----- Supplied material
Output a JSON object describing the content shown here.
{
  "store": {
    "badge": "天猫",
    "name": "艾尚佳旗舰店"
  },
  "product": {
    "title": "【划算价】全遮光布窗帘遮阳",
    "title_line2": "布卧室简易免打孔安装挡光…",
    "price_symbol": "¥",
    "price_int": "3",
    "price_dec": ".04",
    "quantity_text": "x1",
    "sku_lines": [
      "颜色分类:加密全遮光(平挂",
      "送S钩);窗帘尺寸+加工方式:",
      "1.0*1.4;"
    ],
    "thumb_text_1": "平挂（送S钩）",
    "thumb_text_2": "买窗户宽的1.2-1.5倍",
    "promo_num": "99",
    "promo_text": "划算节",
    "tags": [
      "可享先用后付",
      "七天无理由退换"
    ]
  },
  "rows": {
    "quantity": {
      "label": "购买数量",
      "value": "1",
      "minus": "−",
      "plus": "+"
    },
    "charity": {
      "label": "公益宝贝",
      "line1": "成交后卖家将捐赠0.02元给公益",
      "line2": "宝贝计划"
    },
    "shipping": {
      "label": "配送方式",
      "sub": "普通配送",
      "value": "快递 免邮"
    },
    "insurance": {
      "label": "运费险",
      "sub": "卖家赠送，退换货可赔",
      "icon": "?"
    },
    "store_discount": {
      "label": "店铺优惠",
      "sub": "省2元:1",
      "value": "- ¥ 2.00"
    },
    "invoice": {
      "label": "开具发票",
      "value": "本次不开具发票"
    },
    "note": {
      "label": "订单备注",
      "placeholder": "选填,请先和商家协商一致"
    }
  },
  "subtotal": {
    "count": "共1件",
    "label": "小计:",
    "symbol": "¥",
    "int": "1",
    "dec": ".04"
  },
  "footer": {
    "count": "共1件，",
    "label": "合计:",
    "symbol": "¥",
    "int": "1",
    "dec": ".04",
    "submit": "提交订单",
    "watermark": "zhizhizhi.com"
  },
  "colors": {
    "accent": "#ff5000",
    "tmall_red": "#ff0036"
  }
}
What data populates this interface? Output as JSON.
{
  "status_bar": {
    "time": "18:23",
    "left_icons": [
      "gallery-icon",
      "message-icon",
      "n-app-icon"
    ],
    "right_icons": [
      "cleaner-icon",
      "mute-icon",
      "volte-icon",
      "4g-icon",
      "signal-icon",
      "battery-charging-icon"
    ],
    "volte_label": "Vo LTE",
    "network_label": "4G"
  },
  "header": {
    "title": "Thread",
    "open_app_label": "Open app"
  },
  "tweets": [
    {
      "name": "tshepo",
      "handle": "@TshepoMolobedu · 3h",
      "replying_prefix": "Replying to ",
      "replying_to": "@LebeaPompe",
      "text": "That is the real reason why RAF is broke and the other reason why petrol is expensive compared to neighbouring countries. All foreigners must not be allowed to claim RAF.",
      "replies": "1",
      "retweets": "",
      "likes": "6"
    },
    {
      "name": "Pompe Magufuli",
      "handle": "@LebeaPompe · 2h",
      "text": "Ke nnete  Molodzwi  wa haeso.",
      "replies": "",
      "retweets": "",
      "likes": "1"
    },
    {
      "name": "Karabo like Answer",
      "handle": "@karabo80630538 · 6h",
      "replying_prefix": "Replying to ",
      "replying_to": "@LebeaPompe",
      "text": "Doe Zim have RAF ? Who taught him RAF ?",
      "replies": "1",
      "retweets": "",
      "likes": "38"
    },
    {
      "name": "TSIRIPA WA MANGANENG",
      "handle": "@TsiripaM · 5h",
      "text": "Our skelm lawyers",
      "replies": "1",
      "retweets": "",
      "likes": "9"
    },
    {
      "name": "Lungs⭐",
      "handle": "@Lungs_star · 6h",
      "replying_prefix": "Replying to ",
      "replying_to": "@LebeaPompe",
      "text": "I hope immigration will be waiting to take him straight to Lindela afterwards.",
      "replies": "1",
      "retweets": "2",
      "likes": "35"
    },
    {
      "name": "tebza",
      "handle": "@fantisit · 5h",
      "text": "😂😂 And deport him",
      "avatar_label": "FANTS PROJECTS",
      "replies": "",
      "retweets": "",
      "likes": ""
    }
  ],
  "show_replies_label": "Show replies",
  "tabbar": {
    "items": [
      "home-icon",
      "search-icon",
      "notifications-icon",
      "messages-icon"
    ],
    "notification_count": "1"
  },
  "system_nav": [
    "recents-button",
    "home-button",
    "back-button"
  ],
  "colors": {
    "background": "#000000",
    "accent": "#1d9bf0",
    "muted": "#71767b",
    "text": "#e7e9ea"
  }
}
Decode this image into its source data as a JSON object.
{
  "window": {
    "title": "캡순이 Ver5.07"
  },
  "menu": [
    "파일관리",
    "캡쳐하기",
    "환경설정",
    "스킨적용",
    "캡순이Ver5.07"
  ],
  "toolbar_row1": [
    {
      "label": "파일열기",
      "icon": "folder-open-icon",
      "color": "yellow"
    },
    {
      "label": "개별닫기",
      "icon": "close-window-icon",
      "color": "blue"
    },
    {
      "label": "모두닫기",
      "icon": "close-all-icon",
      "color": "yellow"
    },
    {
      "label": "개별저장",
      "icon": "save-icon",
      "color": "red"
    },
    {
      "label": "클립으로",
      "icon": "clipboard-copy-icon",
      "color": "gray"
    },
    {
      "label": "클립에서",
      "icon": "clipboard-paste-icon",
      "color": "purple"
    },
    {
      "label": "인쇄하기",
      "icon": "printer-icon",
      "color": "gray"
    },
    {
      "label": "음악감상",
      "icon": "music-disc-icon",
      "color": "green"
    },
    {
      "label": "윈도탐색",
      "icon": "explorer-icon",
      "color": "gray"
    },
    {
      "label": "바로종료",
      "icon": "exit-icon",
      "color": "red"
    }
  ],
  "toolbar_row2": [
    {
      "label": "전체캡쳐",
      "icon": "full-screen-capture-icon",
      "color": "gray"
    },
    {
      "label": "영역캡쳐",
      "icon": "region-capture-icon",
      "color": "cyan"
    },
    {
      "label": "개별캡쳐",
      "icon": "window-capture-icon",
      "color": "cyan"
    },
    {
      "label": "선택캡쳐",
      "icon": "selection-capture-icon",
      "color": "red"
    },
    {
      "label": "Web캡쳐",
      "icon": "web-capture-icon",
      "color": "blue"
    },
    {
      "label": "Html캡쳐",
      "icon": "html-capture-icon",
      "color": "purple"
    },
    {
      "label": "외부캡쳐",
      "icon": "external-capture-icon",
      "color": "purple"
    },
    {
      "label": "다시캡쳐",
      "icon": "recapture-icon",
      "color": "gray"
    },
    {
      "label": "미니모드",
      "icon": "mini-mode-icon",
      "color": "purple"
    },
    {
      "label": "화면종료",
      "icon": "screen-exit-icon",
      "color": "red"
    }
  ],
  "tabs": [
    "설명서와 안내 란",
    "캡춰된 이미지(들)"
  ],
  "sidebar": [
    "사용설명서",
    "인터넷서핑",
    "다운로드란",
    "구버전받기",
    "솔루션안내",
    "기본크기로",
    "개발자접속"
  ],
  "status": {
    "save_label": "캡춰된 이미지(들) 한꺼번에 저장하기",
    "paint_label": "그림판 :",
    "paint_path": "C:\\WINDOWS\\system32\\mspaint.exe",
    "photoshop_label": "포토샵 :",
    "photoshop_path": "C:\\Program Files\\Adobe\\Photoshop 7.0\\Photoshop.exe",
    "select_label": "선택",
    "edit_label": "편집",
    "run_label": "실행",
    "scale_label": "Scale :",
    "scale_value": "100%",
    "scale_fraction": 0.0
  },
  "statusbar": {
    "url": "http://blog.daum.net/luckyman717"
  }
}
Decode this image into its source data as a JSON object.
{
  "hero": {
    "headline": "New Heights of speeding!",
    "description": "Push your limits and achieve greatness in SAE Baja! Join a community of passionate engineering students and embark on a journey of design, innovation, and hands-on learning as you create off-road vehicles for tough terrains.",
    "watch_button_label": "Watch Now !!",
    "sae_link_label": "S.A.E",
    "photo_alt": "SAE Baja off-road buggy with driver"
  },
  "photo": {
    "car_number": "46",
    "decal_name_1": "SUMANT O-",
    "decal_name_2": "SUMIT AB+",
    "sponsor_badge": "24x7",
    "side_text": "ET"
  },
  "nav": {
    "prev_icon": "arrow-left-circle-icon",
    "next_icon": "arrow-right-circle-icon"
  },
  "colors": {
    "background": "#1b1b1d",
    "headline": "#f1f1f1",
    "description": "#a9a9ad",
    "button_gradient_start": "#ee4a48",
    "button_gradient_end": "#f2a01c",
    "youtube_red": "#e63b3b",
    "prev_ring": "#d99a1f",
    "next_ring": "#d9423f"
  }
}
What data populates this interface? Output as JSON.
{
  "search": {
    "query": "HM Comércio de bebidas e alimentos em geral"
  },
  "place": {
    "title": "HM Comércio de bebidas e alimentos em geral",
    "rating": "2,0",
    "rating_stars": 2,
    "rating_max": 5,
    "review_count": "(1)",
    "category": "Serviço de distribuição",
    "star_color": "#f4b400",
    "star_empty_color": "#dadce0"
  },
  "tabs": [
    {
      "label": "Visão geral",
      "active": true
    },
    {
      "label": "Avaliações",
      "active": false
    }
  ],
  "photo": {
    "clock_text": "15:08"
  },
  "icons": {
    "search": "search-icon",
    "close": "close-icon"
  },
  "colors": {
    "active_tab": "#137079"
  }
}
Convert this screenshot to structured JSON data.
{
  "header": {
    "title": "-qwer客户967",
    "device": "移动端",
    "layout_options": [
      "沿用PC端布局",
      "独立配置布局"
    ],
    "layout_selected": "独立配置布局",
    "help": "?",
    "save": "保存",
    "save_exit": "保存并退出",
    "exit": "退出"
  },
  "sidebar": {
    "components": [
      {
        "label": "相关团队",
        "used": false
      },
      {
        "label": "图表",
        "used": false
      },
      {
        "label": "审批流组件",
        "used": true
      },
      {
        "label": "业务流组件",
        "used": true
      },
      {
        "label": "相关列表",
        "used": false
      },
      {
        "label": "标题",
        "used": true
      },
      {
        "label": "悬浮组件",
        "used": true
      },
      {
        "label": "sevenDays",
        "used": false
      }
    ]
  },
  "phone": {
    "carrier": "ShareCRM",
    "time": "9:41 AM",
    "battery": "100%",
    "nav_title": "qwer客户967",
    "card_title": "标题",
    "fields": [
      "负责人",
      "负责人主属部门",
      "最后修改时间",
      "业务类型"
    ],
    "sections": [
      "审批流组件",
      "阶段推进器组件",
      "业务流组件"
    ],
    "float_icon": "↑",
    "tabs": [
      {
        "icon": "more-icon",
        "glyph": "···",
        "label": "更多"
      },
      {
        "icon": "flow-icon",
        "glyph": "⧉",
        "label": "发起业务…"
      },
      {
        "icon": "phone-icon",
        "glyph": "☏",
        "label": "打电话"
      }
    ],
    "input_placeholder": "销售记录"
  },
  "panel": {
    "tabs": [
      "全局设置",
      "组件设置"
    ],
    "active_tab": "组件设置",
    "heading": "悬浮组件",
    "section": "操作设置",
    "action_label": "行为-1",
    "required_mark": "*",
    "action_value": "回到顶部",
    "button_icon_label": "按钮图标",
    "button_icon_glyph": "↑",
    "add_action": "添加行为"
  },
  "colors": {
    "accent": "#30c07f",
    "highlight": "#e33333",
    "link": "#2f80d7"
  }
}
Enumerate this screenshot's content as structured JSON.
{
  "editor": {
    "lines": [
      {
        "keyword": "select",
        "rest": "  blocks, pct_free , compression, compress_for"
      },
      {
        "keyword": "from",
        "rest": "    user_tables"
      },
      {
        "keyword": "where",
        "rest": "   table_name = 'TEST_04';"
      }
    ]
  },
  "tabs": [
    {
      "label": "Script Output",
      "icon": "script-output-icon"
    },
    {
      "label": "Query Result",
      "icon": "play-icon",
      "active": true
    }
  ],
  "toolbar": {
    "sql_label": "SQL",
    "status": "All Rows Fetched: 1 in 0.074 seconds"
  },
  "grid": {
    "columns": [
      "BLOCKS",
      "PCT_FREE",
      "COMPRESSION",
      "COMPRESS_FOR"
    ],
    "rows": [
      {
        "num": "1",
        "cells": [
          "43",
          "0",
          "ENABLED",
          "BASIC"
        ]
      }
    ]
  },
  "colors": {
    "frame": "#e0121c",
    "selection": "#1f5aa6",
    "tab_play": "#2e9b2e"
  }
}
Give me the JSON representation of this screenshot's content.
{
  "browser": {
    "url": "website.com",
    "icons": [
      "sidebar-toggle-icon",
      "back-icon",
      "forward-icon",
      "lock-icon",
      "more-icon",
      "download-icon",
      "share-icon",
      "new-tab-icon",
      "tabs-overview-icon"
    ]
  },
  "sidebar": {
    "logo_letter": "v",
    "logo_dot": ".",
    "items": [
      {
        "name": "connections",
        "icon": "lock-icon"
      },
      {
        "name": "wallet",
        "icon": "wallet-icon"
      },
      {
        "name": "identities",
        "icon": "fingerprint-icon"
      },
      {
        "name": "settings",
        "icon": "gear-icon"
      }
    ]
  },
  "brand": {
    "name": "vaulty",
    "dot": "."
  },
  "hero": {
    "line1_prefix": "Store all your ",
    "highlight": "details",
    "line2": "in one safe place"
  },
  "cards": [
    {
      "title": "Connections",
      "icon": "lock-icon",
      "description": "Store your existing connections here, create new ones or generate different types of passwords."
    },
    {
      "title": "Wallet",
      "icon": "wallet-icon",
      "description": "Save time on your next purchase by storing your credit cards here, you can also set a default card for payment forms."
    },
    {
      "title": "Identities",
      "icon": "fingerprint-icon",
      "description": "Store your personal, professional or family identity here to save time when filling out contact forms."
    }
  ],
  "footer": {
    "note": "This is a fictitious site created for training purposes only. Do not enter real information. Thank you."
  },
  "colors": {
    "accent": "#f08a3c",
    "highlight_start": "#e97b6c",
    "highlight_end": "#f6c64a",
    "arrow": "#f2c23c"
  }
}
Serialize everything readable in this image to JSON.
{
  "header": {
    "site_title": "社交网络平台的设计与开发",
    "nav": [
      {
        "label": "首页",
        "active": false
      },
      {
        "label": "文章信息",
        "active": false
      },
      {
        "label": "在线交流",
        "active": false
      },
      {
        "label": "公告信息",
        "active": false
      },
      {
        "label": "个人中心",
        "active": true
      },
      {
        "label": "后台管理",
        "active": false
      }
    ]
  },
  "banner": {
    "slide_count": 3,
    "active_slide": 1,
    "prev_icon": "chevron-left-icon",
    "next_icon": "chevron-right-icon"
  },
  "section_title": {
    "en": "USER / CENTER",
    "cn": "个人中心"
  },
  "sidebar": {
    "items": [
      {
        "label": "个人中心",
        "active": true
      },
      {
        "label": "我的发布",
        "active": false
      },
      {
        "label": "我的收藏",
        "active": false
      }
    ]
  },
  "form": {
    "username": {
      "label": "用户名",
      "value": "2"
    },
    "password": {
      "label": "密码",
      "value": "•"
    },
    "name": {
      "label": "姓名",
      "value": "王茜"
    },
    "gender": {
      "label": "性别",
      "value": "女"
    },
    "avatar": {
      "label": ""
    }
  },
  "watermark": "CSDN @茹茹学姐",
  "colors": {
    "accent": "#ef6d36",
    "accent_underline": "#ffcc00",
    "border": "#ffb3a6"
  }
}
----------
Problem requirements: Provide only the count of lines in the material above that hold the word "screenshot".

Task solution: 3